▶ [SHORT TASK]: Output nothing but the number of lines that include the word "turbulence".

▶ [MATERIAL PROVIDED]:
◇ ◇ ◇
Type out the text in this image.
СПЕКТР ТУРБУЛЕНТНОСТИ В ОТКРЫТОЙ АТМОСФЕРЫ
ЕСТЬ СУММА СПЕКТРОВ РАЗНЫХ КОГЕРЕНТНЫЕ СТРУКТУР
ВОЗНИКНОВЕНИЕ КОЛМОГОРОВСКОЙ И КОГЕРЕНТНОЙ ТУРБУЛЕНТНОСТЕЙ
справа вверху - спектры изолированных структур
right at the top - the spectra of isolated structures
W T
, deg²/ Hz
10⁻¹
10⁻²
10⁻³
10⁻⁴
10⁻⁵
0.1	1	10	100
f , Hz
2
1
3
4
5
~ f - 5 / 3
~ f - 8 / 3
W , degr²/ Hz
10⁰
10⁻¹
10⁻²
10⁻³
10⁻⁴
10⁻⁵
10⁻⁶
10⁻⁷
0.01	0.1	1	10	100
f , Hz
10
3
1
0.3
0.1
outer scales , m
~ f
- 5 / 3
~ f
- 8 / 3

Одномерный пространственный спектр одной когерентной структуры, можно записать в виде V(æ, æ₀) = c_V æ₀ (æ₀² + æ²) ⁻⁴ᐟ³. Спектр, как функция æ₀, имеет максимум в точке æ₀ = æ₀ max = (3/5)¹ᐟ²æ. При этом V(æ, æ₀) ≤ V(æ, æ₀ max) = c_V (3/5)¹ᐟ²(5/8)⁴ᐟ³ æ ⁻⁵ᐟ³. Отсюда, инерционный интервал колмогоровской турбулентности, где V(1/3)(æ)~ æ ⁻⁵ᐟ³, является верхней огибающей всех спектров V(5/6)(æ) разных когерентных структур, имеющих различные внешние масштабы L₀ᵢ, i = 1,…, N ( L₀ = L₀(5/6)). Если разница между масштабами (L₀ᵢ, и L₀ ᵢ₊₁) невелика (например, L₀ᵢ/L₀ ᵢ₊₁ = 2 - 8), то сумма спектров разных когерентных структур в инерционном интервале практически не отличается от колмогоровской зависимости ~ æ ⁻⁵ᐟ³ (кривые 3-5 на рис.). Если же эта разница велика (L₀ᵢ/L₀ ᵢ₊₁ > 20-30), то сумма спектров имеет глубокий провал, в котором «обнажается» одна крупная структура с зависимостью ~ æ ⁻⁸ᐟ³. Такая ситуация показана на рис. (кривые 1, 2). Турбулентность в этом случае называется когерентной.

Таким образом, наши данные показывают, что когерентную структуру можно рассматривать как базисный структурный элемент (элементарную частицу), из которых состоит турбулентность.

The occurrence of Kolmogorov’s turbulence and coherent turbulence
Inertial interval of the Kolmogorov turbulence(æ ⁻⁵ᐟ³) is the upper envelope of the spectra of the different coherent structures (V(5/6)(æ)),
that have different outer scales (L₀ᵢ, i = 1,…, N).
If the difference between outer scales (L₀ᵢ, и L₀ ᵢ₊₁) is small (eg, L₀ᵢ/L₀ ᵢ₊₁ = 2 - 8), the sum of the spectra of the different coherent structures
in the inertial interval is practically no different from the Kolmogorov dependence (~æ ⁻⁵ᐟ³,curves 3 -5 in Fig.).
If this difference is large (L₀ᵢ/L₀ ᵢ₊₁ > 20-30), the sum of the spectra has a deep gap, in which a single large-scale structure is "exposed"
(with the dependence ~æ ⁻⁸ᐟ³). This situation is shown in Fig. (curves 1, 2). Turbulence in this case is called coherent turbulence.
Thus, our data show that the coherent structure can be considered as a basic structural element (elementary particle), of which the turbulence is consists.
◇ ◇ ◇
▶ [RESULT OF THIS EXERCISE]: 4